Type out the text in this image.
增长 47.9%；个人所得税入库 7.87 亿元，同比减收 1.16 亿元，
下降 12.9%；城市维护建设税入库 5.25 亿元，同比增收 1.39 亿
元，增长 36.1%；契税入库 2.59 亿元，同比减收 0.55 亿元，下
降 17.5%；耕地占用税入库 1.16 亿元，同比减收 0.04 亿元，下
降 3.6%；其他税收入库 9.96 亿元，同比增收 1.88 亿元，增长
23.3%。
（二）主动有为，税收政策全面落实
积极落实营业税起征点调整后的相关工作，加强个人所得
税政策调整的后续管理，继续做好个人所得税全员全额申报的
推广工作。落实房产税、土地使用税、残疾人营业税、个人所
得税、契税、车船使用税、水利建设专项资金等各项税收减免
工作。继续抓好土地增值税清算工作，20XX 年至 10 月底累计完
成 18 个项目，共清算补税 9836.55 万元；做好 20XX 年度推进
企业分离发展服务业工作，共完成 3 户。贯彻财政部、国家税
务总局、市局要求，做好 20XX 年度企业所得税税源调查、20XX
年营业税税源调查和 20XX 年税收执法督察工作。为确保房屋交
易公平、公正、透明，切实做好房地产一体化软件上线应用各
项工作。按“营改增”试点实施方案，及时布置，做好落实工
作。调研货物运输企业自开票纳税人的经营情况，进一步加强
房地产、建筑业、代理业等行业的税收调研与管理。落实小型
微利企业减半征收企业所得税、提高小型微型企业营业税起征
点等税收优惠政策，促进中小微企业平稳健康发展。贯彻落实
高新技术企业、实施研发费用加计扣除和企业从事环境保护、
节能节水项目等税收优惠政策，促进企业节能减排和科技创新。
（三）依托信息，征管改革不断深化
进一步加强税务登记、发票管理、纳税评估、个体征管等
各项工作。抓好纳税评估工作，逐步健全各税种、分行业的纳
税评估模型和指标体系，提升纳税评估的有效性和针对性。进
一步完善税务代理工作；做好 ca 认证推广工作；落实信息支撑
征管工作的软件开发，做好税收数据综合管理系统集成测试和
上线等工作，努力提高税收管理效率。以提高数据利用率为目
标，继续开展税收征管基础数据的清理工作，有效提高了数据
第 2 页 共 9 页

——

# [PROMPT]
Retype the records above exactly.

# [PROBLEM SOLUTION]
Type out the text in this image.
增长 47.9%；个人所得税入库 7.87 亿元，同比减收 1.16 亿元，
下降 12.9%；城市维护建设税入库 5.25 亿元，同比增收 1.39 亿
元，增长 36.1%；契税入库 2.59 亿元，同比减收 0.55 亿元，下
降 17.5%；耕地占用税入库 1.16 亿元，同比减收 0.04 亿元，下
降 3.6%；其他税收入库 9.96 亿元，同比增收 1.88 亿元，增长
23.3%。
（二）主动有为，税收政策全面落实
积极落实营业税起征点调整后的相关工作，加强个人所得
税政策调整的后续管理，继续做好个人所得税全员全额申报的
推广工作。落实房产税、土地使用税、残疾人营业税、个人所
得税、契税、车船使用税、水利建设专项资金等各项税收减免
工作。继续抓好土地增值税清算工作，20XX 年至 10 月底累计完
成 18 个项目，共清算补税 9836.55 万元；做好 20XX 年度推进
企业分离发展服务业工作，共完成 3 户。贯彻财政部、国家税
务总局、市局要求，做好 20XX 年度企业所得税税源调查、20XX
年营业税税源调查和 20XX 年税收执法督察工作。为确保房屋交
易公平、公正、透明，切实做好房地产一体化软件上线应用各
项工作。按“营改增”试点实施方案，及时布置，做好落实工
作。调研货物运输企业自开票纳税人的经营情况，进一步加强
房地产、建筑业、代理业等行业的税收调研与管理。落实小型
微利企业减半征收企业所得税、提高小型微型企业营业税起征
点等税收优惠政策，促进中小微企业平稳健康发展。贯彻落实
高新技术企业、实施研发费用加计扣除和企业从事环境保护、
节能节水项目等税收优惠政策，促进企业节能减排和科技创新。
（三）依托信息，征管改革不断深化
进一步加强税务登记、发票管理、纳税评估、个体征管等
各项工作。抓好纳税评估工作，逐步健全各税种、分行业的纳
税评估模型和指标体系，提升纳税评估的有效性和针对性。进
一步完善税务代理工作；做好 ca 认证推广工作；落实信息支撑
征管工作的软件开发，做好税收数据综合管理系统集成测试和
上线等工作，努力提高税收管理效率。以提高数据利用率为目
标，继续开展税收征管基础数据的清理工作，有效提高了数据
第 2 页 共 9 页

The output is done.